> _TEXT SHOWN_:
########################################

Shares of Eclipsyware Co. initially tumbled 25 percent on the New York Stock Exchange. But shares rebounded in after-hours trading when the company pinned blame on its customers. The Los Angeles-based eyewear company nevertheless apologized for the inconvenience to affected customers who purchased the $1.99 Eclipsyware Total Eclipse glasses.
|Moments before going blind. Photo: ODOT|
Eclipsyware Chief Executive Shaun Seymore, in a conference call with investors, noted that Eclipsyware's 35,000-word terms of service cautioned that staring at the sun "may cause" blindness, and that the Eclipsyware Total Eclipse glasses were "costume" glasses meant to commemorate the first total solar eclipse in decades.
Product liability attorneys told TheYellowDailyNews that this language immunized the company from lawsuits. "Nowhere on the Eclipsyware Total Eclipse packaging does it say these are for staring at the sun," a well placed product-liability attorney with direct knowledge of the terms of service told TheYellowDailyNews on condition of anonymity. "In fact, on page 31 of the 75-page service agreement, the company clearly warns that the Eclipsyware Total Eclipse glasses are not meant to be used to stare at the sun."
Meantime, Seymore told TheYellowDailyNews in an exclusive interview that the company would give users who lost their eyesight a coupon for a 50 percent discount on their soon-to-be released costume eyewear for the blind.

########################################

> _PROVIDED RECORDS_:

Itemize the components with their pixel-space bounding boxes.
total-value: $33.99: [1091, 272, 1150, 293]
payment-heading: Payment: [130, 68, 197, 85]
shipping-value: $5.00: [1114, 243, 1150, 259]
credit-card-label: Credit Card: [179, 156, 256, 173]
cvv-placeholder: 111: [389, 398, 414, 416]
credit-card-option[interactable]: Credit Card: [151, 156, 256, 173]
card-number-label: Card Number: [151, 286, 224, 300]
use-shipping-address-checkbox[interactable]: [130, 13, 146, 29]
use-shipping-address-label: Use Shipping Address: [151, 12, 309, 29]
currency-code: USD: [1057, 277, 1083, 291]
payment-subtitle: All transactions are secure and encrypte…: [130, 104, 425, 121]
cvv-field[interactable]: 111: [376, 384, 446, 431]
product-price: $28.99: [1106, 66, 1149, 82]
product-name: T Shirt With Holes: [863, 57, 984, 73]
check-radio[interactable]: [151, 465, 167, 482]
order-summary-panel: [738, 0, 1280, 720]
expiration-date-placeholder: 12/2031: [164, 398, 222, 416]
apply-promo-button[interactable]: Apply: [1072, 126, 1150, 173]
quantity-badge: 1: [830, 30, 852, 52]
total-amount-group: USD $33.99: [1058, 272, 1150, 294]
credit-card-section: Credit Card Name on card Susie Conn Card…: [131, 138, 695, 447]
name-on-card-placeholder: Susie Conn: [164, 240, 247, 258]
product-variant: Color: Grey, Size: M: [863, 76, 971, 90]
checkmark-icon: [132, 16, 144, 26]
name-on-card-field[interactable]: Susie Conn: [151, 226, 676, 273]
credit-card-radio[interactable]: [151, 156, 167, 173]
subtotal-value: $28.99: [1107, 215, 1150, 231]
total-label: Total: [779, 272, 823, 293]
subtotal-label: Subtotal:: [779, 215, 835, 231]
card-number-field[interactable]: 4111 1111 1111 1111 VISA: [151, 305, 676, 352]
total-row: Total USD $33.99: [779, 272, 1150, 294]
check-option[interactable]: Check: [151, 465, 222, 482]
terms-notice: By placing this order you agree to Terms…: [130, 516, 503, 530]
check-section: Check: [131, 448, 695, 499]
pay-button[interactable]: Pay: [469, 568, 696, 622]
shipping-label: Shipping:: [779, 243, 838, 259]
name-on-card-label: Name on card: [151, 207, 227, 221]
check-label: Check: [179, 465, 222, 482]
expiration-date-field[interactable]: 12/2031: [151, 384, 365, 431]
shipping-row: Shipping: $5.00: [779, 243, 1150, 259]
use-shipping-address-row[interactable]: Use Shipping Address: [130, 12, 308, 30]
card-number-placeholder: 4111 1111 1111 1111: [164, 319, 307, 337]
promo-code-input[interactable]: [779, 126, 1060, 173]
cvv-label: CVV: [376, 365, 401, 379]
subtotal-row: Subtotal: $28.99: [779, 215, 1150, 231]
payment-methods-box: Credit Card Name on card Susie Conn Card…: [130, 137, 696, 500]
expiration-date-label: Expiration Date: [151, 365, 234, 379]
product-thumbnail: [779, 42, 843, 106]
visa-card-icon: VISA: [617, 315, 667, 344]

########################################

> _ASSIGNED TASK 1_: According to the Eclipsyware article, what was the price of the Eclipsyware Total Eclipse glasses?
> _ASSIGNED TASK 2_: Rewrite the passage of the Eclipsyware article starting with "Meantime, Seymore told" and going on through "for the blind.", replacing "coupon" with "voucher".

> _PROBLEM SOLUTION 1_: $1.99

> _PROBLEM SOLUTION 2_:
Meantime, Seymore told TheYellowDailyNews in an exclusive interview that the company would give users who lost their eyesight a voucher for a 50 percent discount on their soon-to-be released costume eyewear for the blind.